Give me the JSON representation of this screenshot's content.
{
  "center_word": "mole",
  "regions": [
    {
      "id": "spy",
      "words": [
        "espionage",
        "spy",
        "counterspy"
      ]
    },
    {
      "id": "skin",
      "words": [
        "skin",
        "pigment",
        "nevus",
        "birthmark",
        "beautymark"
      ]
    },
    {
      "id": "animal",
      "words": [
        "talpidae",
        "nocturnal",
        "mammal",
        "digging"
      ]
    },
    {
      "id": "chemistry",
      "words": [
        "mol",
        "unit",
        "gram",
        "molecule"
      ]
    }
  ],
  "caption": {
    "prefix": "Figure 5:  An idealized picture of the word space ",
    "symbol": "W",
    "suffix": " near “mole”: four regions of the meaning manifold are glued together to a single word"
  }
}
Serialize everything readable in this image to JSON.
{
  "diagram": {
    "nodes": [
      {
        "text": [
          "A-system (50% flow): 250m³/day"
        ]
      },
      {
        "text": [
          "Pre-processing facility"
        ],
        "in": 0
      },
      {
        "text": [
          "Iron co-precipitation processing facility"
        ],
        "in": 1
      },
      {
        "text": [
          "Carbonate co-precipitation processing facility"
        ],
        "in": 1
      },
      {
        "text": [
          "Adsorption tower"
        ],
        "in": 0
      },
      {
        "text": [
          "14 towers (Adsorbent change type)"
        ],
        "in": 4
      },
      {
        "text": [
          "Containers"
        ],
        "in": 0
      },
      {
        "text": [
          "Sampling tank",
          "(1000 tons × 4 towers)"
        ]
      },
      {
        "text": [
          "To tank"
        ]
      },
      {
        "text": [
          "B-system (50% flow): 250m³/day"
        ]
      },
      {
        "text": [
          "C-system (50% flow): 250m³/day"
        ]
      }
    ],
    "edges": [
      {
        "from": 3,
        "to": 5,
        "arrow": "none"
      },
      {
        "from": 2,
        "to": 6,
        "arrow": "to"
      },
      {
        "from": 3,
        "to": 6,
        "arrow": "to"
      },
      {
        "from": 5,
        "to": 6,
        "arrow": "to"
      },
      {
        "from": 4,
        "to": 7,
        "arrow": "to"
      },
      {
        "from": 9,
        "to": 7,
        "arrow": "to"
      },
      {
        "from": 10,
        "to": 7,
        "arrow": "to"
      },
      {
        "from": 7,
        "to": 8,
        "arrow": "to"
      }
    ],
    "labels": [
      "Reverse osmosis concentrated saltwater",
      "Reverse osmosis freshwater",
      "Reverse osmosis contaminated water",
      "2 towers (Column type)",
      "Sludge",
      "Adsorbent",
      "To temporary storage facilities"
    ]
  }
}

-----

Written problem: Search the entries for the word "osmosis", then list each line that holds it.

Correct answer:
      "Reverse osmosis concentrated saltwater",
      "Reverse osmosis freshwater",
      "Reverse osmosis contaminated water",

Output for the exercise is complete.